[MATERIAL TO PROCESS]
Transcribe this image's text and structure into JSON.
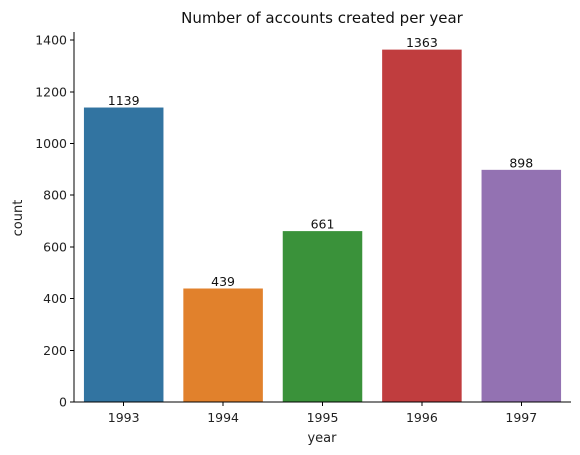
{
  "chart_data": {
    "type": "bar",
    "title": "Number of accounts created per year",
    "xlabel": "year",
    "ylabel": "count",
    "categories": [
      "1993",
      "1994",
      "1995",
      "1996",
      "1997"
    ],
    "values": [
      1139,
      439,
      661,
      1363,
      898
    ],
    "data_labels": [
      "1139",
      "439",
      "661",
      "1363",
      "898"
    ],
    "colors": [
      "#3274a1",
      "#e1812c",
      "#3a923a",
      "#c03d3e",
      "#9372b2"
    ],
    "ylim": [
      0,
      1431.15
    ],
    "yticks": [
      0,
      200,
      400,
      600,
      800,
      1000,
      1200,
      1400
    ],
    "ytick_labels": [
      "0",
      "200",
      "400",
      "600",
      "800",
      "1000",
      "1200",
      "1400"
    ],
    "grid": false,
    "legend": "none"
  }
}
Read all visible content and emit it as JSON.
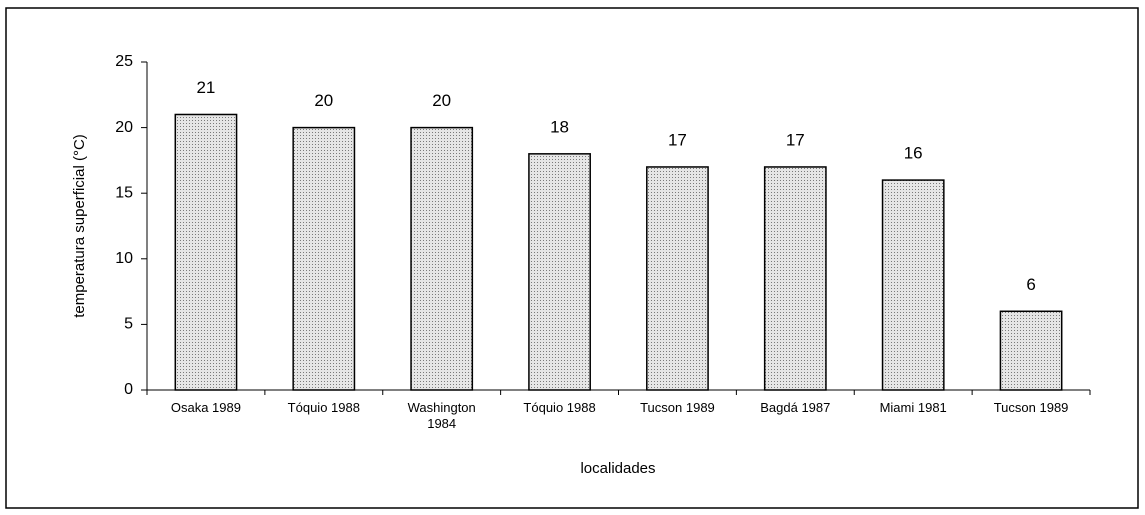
{
  "chart_data": {
    "type": "bar",
    "categories": [
      "Osaka 1989",
      "Tóquio 1988",
      "Washington 1984",
      "Tóquio 1988",
      "Tucson 1989",
      "Bagdá 1987",
      "Miami 1981",
      "Tucson 1989"
    ],
    "values": [
      21,
      20,
      20,
      18,
      17,
      17,
      16,
      6
    ],
    "color": "#e6e6e6",
    "x_label": "localidades",
    "y_label": "temperatura superficial (°C)",
    "ylim": [
      0,
      25
    ],
    "yticks": [
      0,
      5,
      10,
      15,
      20,
      25
    ],
    "grid": false
  }
}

[PROMPT]
Return all lines of the material above in which the word "JSON" occurs.

[FULL ANSWER]
Transcribe this image's text and structure into JSON.
Read all visible content and emit it as JSON.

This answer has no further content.